Select each line where the word "integer" appears.

**** Given records

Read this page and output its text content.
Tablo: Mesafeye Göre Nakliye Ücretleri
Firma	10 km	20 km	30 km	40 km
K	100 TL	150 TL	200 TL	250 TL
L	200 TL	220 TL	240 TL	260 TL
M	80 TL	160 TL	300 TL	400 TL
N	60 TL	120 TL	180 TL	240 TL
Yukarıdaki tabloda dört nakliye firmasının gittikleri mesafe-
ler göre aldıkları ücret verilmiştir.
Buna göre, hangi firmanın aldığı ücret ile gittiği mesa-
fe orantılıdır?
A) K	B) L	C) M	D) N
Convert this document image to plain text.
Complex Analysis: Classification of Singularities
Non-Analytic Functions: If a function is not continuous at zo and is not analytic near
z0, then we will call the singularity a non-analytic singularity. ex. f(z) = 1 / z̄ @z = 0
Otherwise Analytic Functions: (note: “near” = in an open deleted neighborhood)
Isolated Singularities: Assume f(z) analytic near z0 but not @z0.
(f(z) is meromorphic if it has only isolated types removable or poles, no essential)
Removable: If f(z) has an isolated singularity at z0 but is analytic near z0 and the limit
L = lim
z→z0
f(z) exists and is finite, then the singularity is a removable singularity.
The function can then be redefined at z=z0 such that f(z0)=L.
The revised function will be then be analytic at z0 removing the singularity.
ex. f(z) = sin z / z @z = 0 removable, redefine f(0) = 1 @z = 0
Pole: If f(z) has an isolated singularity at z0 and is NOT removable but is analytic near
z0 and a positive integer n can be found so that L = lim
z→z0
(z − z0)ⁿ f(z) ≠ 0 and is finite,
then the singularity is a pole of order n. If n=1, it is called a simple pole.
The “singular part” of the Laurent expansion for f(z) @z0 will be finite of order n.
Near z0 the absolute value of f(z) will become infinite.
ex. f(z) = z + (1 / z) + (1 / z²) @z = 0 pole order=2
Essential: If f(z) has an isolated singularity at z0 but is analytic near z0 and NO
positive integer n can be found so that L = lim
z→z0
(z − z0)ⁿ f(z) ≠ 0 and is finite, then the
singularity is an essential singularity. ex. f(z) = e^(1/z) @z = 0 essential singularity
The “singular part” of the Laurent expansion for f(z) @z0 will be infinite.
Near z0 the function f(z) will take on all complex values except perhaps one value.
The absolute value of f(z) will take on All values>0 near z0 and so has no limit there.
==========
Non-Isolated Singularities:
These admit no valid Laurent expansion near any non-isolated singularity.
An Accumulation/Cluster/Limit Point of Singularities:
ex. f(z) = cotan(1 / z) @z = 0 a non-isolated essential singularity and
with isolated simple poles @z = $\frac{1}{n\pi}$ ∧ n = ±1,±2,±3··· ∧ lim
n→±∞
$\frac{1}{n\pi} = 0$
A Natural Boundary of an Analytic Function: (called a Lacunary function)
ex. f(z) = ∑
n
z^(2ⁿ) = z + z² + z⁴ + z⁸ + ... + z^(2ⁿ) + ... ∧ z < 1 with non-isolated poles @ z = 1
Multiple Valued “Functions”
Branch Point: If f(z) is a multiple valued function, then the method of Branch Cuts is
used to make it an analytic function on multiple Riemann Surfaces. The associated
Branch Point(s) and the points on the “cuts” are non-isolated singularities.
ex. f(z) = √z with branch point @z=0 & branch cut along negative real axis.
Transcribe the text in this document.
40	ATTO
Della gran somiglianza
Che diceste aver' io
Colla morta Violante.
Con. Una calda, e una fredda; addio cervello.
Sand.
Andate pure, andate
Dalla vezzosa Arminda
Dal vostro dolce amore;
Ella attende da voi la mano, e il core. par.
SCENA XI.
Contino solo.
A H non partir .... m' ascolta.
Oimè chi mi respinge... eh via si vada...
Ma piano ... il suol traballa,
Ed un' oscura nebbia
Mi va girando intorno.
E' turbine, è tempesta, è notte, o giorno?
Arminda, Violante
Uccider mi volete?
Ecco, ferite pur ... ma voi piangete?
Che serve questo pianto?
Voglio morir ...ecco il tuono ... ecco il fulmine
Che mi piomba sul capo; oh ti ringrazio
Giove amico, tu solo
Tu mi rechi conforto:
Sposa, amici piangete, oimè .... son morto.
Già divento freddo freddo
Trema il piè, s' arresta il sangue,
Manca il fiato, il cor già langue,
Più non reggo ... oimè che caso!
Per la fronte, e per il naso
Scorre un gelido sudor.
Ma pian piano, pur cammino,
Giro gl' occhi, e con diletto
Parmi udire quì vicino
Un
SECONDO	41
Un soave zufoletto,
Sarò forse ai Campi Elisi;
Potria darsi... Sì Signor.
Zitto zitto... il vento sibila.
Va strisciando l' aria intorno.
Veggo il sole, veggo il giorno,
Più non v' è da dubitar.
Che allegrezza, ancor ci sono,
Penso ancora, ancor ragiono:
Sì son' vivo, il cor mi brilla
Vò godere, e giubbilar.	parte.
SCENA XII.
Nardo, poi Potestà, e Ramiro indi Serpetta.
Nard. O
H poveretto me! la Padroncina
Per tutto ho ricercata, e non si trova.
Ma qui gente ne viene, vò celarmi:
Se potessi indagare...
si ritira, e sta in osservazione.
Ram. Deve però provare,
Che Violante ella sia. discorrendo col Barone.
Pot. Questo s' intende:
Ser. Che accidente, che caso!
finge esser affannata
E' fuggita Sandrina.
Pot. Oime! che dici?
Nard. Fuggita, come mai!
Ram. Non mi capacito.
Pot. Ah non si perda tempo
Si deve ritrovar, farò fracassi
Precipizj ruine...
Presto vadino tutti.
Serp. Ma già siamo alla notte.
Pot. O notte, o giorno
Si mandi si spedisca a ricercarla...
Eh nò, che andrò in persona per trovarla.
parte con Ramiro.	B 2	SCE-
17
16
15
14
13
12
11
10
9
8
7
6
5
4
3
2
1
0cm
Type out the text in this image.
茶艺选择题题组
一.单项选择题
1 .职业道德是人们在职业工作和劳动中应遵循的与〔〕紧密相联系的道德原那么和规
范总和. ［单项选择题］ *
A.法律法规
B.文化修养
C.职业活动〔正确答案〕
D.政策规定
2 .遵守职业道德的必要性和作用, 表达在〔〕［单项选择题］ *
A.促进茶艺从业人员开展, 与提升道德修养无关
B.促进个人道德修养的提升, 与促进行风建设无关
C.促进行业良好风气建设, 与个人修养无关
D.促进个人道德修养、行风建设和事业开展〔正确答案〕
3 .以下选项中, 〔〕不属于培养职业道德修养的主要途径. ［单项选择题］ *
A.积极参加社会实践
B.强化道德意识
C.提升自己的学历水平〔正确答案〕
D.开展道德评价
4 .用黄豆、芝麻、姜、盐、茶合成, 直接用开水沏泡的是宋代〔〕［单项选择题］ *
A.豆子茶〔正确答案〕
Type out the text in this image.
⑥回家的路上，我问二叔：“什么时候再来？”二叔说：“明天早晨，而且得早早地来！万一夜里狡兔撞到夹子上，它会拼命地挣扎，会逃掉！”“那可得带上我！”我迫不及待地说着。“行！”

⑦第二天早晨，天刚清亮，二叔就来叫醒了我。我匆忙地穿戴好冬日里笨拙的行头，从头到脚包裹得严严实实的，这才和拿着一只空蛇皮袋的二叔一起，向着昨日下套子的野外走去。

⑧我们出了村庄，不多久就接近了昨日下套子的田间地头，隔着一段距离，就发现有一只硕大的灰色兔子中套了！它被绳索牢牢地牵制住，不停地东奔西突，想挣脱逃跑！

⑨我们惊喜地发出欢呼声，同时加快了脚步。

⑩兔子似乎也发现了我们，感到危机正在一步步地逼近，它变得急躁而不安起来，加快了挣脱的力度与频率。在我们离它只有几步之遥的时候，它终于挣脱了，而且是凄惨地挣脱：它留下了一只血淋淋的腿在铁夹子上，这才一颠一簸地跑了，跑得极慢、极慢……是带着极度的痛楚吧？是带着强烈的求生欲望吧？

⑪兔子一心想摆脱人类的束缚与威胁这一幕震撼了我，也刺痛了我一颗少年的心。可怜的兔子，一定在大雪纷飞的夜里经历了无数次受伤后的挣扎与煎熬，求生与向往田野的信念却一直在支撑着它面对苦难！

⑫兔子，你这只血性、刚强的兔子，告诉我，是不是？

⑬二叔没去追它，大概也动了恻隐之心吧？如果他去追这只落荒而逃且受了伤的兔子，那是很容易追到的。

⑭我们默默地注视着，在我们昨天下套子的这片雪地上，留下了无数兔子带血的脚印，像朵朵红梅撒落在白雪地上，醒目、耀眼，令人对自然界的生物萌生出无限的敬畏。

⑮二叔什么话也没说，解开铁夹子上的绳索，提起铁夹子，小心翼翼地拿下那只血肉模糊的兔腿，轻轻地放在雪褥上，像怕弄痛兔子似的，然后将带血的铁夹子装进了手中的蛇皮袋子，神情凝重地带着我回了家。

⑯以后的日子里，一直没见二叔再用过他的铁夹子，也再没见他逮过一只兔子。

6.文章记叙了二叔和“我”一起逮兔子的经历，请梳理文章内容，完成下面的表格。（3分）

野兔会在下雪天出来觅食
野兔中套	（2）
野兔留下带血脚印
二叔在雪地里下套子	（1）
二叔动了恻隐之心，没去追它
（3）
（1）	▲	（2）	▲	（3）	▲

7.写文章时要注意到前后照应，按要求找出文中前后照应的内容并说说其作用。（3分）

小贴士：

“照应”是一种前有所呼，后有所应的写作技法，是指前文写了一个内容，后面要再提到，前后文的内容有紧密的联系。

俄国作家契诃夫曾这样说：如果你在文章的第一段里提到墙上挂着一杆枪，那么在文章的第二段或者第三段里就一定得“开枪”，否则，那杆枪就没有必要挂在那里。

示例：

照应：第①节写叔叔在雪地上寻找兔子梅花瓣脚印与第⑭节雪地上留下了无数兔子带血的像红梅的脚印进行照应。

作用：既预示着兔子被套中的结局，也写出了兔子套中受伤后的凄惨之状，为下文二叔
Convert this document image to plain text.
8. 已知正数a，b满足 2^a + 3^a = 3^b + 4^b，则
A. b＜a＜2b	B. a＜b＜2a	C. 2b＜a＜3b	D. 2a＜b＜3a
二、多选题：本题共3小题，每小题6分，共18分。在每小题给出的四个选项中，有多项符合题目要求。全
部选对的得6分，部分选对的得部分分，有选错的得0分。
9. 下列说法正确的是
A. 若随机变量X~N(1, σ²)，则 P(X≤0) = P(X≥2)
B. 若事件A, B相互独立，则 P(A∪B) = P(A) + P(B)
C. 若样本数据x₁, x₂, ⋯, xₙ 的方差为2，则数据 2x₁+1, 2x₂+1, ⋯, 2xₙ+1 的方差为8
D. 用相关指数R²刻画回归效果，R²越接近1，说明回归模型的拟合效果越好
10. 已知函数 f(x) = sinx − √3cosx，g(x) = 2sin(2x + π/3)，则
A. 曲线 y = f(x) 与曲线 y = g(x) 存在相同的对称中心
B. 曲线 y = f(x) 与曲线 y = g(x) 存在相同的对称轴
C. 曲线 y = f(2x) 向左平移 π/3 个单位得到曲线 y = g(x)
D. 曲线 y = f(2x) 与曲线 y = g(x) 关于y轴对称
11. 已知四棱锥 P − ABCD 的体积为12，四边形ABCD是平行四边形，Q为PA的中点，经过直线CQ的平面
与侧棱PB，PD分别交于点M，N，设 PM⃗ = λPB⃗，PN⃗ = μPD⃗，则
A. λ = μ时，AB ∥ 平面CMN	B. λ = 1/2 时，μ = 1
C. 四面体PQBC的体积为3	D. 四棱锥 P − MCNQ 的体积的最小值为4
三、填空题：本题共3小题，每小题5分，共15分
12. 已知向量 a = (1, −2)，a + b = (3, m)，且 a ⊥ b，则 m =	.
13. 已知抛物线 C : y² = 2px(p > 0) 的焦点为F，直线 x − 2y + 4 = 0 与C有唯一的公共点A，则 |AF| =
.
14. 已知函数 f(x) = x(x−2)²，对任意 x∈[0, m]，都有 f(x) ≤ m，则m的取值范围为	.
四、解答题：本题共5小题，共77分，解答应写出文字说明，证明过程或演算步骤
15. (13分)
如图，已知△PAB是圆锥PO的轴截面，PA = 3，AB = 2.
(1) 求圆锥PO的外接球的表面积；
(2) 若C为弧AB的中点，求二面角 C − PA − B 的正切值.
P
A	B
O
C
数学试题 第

********

The output.
z0 and a positive integer n can be found so that L = lim
positive integer n can be found so that L = lim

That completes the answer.